Write out all records as given; omit images.

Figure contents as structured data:
^^^^
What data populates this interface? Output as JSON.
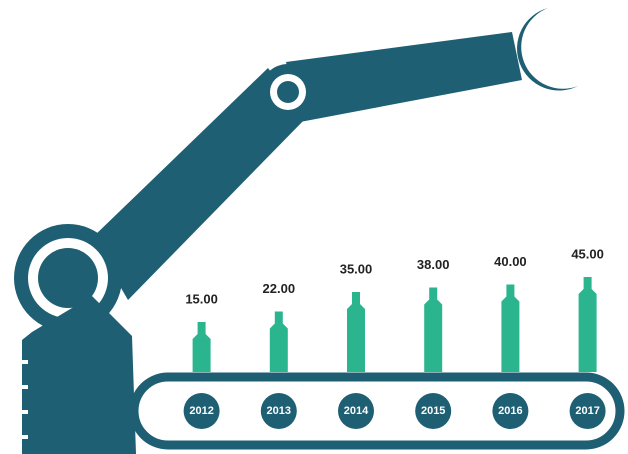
{
  "chart_data": {
    "type": "bar",
    "categories": [
      "2012",
      "2013",
      "2014",
      "2015",
      "2016",
      "2017"
    ],
    "values": [
      15,
      22,
      35,
      38,
      40,
      45
    ],
    "value_labels": [
      "15.00",
      "22.00",
      "35.00",
      "38.00",
      "40.00",
      "45.00"
    ],
    "color": "#2bb58f"
  }
}
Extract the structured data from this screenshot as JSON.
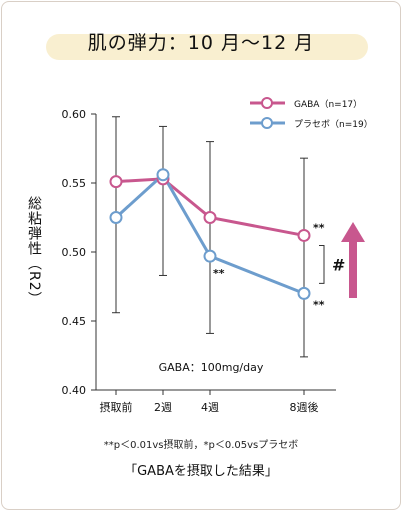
^^^^
--- Solution for this problem ---
What data populates this interface? Output as JSON.
{
  "chart_data": {
    "type": "bar",
    "categories": [
      "2012",
      "2013",
      "2014",
      "2015",
      "2016",
      "2017"
    ],
    "values": [
      15,
      22,
      35,
      38,
      40,
      45
    ],
    "value_labels": [
      "15.00",
      "22.00",
      "35.00",
      "38.00",
      "40.00",
      "45.00"
    ],
    "color": "#2bb58f"
  }
}
Extract the structured data from this screenshot as JSON.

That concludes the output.